Exercise: Print the data exactly, leaving nothing out.

------------------------------------------------------------------------

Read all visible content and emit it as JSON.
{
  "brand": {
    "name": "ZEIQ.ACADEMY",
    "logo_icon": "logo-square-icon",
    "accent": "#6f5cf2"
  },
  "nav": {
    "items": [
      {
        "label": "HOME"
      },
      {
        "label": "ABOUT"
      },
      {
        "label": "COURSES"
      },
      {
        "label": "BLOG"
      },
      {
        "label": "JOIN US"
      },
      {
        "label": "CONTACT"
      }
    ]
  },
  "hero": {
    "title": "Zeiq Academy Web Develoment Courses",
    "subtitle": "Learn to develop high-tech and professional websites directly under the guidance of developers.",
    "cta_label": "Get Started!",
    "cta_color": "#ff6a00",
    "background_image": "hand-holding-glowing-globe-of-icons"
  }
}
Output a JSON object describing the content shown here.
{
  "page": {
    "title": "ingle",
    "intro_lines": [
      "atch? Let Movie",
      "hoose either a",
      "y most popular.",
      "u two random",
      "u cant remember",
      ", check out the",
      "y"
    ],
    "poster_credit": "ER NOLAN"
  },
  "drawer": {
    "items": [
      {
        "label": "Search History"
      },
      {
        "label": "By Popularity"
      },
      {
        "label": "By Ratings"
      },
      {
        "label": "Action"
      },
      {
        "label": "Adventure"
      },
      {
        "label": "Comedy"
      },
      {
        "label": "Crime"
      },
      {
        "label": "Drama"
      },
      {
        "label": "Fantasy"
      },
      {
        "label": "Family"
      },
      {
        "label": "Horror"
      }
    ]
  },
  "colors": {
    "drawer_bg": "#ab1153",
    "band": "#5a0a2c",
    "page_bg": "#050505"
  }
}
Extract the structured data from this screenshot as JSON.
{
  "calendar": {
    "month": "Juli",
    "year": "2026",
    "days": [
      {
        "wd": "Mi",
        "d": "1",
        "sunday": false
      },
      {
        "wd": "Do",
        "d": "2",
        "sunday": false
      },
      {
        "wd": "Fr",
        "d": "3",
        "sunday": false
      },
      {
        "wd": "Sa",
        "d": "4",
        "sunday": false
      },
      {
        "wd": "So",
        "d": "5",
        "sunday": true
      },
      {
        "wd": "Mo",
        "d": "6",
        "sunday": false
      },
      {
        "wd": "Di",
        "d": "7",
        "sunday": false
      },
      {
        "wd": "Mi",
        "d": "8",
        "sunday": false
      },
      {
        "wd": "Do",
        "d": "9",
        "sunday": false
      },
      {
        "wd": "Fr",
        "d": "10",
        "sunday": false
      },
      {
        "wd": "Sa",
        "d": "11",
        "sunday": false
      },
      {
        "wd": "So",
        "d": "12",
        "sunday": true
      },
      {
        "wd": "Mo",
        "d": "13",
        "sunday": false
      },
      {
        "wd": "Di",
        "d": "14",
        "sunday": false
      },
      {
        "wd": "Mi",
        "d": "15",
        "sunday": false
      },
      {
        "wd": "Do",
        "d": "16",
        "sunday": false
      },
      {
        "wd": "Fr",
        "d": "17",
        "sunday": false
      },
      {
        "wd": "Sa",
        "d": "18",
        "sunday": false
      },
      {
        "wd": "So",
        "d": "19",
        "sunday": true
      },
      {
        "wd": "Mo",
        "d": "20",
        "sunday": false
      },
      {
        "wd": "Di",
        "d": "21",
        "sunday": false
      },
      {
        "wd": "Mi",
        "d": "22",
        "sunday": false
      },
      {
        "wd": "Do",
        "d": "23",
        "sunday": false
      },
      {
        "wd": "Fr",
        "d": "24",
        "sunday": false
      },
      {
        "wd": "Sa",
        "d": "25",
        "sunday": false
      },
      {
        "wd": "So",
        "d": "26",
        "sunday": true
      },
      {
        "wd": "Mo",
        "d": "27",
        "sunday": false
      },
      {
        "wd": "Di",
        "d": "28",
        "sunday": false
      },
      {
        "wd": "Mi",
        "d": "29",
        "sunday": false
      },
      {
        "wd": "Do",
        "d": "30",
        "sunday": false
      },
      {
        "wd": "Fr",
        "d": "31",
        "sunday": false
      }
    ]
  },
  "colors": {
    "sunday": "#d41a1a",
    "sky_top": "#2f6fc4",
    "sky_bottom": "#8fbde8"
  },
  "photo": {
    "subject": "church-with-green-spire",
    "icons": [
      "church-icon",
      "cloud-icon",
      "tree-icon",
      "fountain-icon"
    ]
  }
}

------------------------------------------------------------------------

Solution below:
Read all visible content and emit it as JSON.
{
  "brand": {
    "name": "ZEIQ.ACADEMY",
    "logo_icon": "logo-square-icon",
    "accent": "#6f5cf2"
  },
  "nav": {
    "items": [
      {
        "label": "HOME"
      },
      {
        "label": "ABOUT"
      },
      {
        "label": "COURSES"
      },
      {
        "label": "BLOG"
      },
      {
        "label": "JOIN US"
      },
      {
        "label": "CONTACT"
      }
    ]
  },
  "hero": {
    "title": "Zeiq Academy Web Develoment Courses",
    "subtitle": "Learn to develop high-tech and professional websites directly under the guidance of developers.",
    "cta_label": "Get Started!",
    "cta_color": "#ff6a00",
    "background_image": "hand-holding-glowing-globe-of-icons"
  }
}
Output a JSON object describing the content shown here.
{
  "page": {
    "title": "ingle",
    "intro_lines": [
      "atch? Let Movie",
      "hoose either a",
      "y most popular.",
      "u two random",
      "u cant remember",
      ", check out the",
      "y"
    ],
    "poster_credit": "ER NOLAN"
  },
  "drawer": {
    "items": [
      {
        "label": "Search History"
      },
      {
        "label": "By Popularity"
      },
      {
        "label": "By Ratings"
      },
      {
        "label": "Action"
      },
      {
        "label": "Adventure"
      },
      {
        "label": "Comedy"
      },
      {
        "label": "Crime"
      },
      {
        "label": "Drama"
      },
      {
        "label": "Fantasy"
      },
      {
        "label": "Family"
      },
      {
        "label": "Horror"
      }
    ]
  },
  "colors": {
    "drawer_bg": "#ab1153",
    "band": "#5a0a2c",
    "page_bg": "#050505"
  }
}
Extract the structured data from this screenshot as JSON.
{
  "calendar": {
    "month": "Juli",
    "year": "2026",
    "days": [
      {
        "wd": "Mi",
        "d": "1",
        "sunday": false
      },
      {
        "wd": "Do",
        "d": "2",
        "sunday": false
      },
      {
        "wd": "Fr",
        "d": "3",
        "sunday": false
      },
      {
        "wd": "Sa",
        "d": "4",
        "sunday": false
      },
      {
        "wd": "So",
        "d": "5",
        "sunday": true
      },
      {
        "wd": "Mo",
        "d": "6",
        "sunday": false
      },
      {
        "wd": "Di",
        "d": "7",
        "sunday": false
      },
      {
        "wd": "Mi",
        "d": "8",
        "sunday": false
      },
      {
        "wd": "Do",
        "d": "9",
        "sunday": false
      },
      {
        "wd": "Fr",
        "d": "10",
        "sunday": false
      },
      {
        "wd": "Sa",
        "d": "11",
        "sunday": false
      },
      {
        "wd": "So",
        "d": "12",
        "sunday": true
      },
      {
        "wd": "Mo",
        "d": "13",
        "sunday": false
      },
      {
        "wd": "Di",
        "d": "14",
        "sunday": false
      },
      {
        "wd": "Mi",
        "d": "15",
        "sunday": false
      },
      {
        "wd": "Do",
        "d": "16",
        "sunday": false
      },
      {
        "wd": "Fr",
        "d": "17",
        "sunday": false
      },
      {
        "wd": "Sa",
        "d": "18",
        "sunday": false
      },
      {
        "wd": "So",
        "d": "19",
        "sunday": true
      },
      {
        "wd": "Mo",
        "d": "20",
        "sunday": false
      },
      {
        "wd": "Di",
        "d": "21",
        "sunday": false
      },
      {
        "wd": "Mi",
        "d": "22",
        "sunday": false
      },
      {
        "wd": "Do",
        "d": "23",
        "sunday": false
      },
      {
        "wd": "Fr",
        "d": "24",
        "sunday": false
      },
      {
        "wd": "Sa",
        "d": "25",
        "sunday": false
      },
      {
        "wd": "So",
        "d": "26",
        "sunday": true
      },
      {
        "wd": "Mo",
        "d": "27",
        "sunday": false
      },
      {
        "wd": "Di",
        "d": "28",
        "sunday": false
      },
      {
        "wd": "Mi",
        "d": "29",
        "sunday": false
      },
      {
        "wd": "Do",
        "d": "30",
        "sunday": false
      },
      {
        "wd": "Fr",
        "d": "31",
        "sunday": false
      }
    ]
  },
  "colors": {
    "sunday": "#d41a1a",
    "sky_top": "#2f6fc4",
    "sky_bottom": "#8fbde8"
  },
  "photo": {
    "subject": "church-with-green-spire",
    "icons": [
      "church-icon",
      "cloud-icon",
      "tree-icon",
      "fountain-icon"
    ]
  }
}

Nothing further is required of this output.